[What this task involves]: Return all lines from the listing below in which the string "object" occurs.

##### Task inputs

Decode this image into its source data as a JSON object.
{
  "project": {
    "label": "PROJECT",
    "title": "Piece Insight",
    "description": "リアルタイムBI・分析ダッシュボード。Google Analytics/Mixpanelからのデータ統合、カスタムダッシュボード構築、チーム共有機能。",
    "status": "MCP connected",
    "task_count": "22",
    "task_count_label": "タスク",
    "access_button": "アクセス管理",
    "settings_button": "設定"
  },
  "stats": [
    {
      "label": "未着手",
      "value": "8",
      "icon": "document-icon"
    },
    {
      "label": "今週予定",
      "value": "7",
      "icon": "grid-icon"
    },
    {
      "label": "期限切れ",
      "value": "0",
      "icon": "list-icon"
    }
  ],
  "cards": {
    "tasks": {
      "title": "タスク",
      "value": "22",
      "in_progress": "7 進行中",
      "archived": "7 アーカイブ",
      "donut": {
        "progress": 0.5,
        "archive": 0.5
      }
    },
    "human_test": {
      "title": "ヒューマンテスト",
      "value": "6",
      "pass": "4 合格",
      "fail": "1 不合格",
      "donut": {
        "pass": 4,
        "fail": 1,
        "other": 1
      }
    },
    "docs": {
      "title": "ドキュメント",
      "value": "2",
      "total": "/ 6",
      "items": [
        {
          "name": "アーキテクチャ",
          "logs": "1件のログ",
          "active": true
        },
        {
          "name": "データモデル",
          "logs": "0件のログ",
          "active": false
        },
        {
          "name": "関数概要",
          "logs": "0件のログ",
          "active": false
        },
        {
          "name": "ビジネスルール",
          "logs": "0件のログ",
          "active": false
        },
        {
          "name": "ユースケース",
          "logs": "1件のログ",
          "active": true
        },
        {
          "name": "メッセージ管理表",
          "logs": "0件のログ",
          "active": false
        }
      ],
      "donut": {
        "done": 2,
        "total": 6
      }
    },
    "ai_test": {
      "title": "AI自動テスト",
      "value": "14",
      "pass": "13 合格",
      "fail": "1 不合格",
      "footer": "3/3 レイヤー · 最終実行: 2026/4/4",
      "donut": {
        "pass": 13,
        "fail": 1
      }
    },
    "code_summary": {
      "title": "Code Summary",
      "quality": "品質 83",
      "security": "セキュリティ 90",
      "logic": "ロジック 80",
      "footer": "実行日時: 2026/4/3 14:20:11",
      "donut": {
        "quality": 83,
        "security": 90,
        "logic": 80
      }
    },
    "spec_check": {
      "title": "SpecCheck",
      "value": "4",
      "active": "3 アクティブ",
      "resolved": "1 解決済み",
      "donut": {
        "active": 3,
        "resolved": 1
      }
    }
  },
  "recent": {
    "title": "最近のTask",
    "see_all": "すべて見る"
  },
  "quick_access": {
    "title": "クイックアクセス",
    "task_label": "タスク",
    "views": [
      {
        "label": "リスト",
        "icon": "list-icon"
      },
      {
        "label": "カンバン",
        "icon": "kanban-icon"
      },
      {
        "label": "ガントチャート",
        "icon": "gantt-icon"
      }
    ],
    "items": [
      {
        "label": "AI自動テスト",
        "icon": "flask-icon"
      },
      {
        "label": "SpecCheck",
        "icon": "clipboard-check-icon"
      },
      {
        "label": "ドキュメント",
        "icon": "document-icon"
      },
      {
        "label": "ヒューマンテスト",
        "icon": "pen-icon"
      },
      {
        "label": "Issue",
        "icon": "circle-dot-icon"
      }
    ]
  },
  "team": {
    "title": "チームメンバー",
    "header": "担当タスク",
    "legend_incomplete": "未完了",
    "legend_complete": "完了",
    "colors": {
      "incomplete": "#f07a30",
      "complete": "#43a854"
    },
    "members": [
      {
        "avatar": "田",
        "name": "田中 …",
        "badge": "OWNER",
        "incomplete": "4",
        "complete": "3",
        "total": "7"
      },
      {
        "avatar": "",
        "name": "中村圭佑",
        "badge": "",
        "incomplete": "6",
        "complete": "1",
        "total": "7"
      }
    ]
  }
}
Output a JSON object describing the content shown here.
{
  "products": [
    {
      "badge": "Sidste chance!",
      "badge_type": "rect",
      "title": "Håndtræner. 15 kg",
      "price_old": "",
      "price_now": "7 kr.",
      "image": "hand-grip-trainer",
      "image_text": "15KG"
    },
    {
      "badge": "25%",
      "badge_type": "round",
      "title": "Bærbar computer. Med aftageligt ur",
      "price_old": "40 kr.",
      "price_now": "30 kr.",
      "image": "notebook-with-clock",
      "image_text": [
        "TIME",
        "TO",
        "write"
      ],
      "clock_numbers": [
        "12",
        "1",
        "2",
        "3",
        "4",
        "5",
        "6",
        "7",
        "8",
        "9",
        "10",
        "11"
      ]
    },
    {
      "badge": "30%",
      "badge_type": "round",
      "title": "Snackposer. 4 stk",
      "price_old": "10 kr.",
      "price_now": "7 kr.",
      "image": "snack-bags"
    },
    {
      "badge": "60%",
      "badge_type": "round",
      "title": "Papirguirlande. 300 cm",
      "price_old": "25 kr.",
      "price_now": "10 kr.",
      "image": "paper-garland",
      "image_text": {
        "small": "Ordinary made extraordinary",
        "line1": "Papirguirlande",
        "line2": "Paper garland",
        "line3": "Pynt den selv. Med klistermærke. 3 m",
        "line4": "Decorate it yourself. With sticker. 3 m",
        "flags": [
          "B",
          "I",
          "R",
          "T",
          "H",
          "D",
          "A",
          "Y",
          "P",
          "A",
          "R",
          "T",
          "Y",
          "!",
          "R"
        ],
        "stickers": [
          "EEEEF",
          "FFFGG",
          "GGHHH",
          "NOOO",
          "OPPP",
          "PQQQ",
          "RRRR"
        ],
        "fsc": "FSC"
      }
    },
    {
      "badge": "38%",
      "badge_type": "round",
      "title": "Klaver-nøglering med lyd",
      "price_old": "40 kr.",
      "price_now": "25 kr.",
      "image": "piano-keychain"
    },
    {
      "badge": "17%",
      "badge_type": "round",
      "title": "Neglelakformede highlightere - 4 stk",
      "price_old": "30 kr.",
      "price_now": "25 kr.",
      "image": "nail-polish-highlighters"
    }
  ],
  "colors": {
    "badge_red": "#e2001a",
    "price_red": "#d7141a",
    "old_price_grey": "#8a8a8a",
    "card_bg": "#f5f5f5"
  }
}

##########

[Task result]:
Decode this image into its source data as a JSON object.
Output a JSON object describing the content shown here.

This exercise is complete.